§ **WRITTEN TASK**: Report all lines from the entries below in which "Лица" appears.

§ **SUPPLIED ENTRIES**:
━━━━━━━━━━━━━━━━━━━━
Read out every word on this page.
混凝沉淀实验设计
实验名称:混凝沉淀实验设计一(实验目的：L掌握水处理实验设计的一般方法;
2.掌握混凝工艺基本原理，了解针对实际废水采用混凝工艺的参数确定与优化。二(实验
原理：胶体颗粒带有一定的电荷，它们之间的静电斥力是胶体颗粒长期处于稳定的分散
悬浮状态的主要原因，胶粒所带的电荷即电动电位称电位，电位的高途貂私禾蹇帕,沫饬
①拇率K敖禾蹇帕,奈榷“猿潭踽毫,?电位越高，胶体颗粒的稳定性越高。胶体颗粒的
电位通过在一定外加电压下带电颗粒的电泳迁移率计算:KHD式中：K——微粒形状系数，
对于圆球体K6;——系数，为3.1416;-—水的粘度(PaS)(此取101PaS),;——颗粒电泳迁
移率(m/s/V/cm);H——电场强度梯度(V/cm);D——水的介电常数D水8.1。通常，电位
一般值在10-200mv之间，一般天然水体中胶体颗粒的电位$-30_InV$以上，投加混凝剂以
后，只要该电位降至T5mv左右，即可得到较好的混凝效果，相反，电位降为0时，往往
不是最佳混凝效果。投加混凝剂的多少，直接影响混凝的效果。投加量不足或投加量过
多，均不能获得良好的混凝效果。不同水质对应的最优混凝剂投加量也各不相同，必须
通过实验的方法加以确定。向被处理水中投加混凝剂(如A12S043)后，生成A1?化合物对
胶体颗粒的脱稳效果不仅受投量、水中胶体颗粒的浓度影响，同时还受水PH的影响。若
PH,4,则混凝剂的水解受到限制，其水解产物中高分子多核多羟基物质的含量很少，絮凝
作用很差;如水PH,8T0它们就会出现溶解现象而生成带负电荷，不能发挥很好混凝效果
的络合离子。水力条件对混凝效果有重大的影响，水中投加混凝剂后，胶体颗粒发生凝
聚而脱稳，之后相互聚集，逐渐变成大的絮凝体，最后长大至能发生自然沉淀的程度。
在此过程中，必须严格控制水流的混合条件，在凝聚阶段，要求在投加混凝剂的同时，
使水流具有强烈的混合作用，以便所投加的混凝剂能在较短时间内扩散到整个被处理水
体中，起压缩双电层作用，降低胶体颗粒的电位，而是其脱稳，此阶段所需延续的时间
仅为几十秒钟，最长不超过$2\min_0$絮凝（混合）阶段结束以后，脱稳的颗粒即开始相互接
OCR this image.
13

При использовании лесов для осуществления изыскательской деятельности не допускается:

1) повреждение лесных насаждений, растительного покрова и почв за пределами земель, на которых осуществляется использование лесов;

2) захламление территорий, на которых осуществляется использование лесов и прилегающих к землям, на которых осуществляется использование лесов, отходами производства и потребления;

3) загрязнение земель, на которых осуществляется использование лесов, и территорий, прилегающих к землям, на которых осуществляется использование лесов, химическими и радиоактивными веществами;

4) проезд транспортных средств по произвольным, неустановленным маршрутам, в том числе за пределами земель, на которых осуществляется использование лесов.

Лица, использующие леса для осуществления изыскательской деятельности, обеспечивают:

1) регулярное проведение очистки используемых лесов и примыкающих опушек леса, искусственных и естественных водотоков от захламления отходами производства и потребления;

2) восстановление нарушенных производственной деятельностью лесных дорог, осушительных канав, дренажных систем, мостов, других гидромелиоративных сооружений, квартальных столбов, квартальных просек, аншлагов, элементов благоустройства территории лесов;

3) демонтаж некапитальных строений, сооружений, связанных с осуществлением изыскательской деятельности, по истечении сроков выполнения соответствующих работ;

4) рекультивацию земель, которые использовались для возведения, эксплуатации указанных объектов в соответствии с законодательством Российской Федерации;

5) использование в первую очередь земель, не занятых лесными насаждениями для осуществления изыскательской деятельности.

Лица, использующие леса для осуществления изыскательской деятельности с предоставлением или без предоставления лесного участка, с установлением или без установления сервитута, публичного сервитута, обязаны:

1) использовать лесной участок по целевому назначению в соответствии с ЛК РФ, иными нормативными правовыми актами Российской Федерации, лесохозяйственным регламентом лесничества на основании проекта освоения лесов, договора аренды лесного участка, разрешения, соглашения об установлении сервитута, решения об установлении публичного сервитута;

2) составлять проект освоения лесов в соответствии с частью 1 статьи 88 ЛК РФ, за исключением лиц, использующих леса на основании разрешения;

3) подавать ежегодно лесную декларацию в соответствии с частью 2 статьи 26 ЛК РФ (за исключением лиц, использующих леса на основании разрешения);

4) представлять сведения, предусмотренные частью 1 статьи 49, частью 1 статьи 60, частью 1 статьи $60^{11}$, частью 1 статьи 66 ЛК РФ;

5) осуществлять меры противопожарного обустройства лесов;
━━━━━━━━━━━━━━━━━━━━
§ **RESPONSE TO THE EXERCISE**:
Лица, использующие леса для осуществления изыскательской деятельности, обеспечивают:
Лица, использующие леса для осуществления изыскательской деятельности с предоставлением или без предоставления лесного участка, с установлением или без установления сервитута, публичного сервитута, обязаны:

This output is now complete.